- _Raw records_:
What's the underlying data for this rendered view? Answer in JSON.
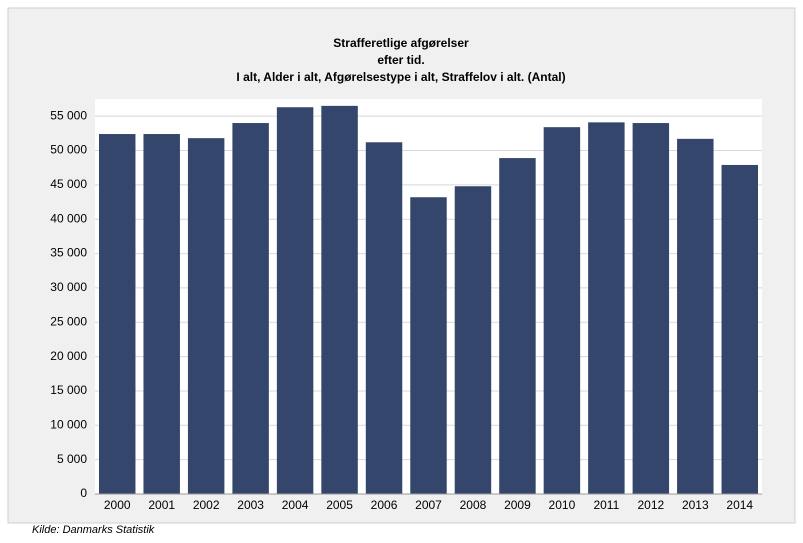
{
  "chart_data": {
    "type": "bar",
    "title": [
      "Strafferetlige afgørelser",
      "efter tid.",
      "I alt, Alder i alt, Afgørelsestype i alt, Straffelov i alt. (Antal)"
    ],
    "categories": [
      "2000",
      "2001",
      "2002",
      "2003",
      "2004",
      "2005",
      "2006",
      "2007",
      "2008",
      "2009",
      "2010",
      "2011",
      "2012",
      "2013",
      "2014"
    ],
    "values": [
      52400,
      52400,
      51800,
      54000,
      56300,
      56500,
      51200,
      43200,
      44800,
      48900,
      53400,
      54100,
      54000,
      51700,
      47900
    ],
    "color": "#34466b",
    "ylim": [
      0,
      57500
    ],
    "yticks": [
      0,
      {
        "value": 5000,
        "label": "5 000"
      },
      {
        "value": 10000,
        "label": "10 000"
      },
      {
        "value": 15000,
        "label": "15 000"
      },
      {
        "value": 20000,
        "label": "20 000"
      },
      {
        "value": 25000,
        "label": "25 000"
      },
      {
        "value": 30000,
        "label": "30 000"
      },
      {
        "value": 35000,
        "label": "35 000"
      },
      {
        "value": 40000,
        "label": "40 000"
      },
      {
        "value": 45000,
        "label": "45 000"
      },
      {
        "value": 50000,
        "label": "50 000"
      },
      {
        "value": 55000,
        "label": "55 000"
      }
    ],
    "grid": true,
    "source": "Kilde: Danmarks Statistik"
  }
}
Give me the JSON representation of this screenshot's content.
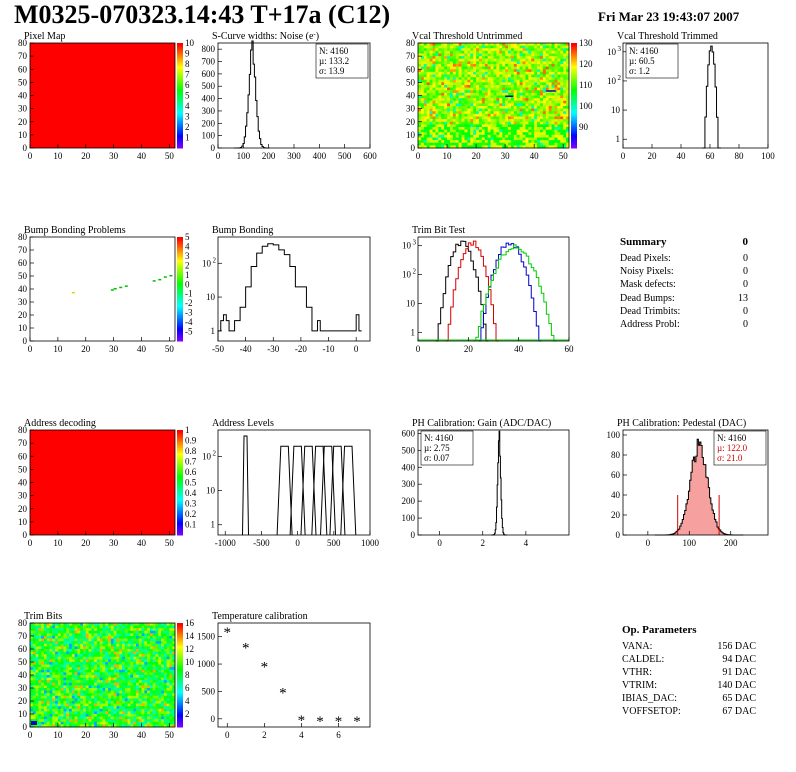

- _Instructions to follow_: Write out the records above exactly as they stand, leaving out every picture.

- _Result of this exercise_:
What's the underlying data for this rendered view? Answer in JSON.
{
  "chart_data": {
    "type": "bar",
    "title": [
      "Strafferetlige afgørelser",
      "efter tid.",
      "I alt, Alder i alt, Afgørelsestype i alt, Straffelov i alt. (Antal)"
    ],
    "categories": [
      "2000",
      "2001",
      "2002",
      "2003",
      "2004",
      "2005",
      "2006",
      "2007",
      "2008",
      "2009",
      "2010",
      "2011",
      "2012",
      "2013",
      "2014"
    ],
    "values": [
      52400,
      52400,
      51800,
      54000,
      56300,
      56500,
      51200,
      43200,
      44800,
      48900,
      53400,
      54100,
      54000,
      51700,
      47900
    ],
    "color": "#34466b",
    "ylim": [
      0,
      57500
    ],
    "yticks": [
      0,
      {
        "value": 5000,
        "label": "5 000"
      },
      {
        "value": 10000,
        "label": "10 000"
      },
      {
        "value": 15000,
        "label": "15 000"
      },
      {
        "value": 20000,
        "label": "20 000"
      },
      {
        "value": 25000,
        "label": "25 000"
      },
      {
        "value": 30000,
        "label": "30 000"
      },
      {
        "value": 35000,
        "label": "35 000"
      },
      {
        "value": 40000,
        "label": "40 000"
      },
      {
        "value": 45000,
        "label": "45 000"
      },
      {
        "value": 50000,
        "label": "50 000"
      },
      {
        "value": 55000,
        "label": "55 000"
      }
    ],
    "grid": true,
    "source": "Kilde: Danmarks Statistik"
  }
}
Give me the JSON representation of this screenshot's content.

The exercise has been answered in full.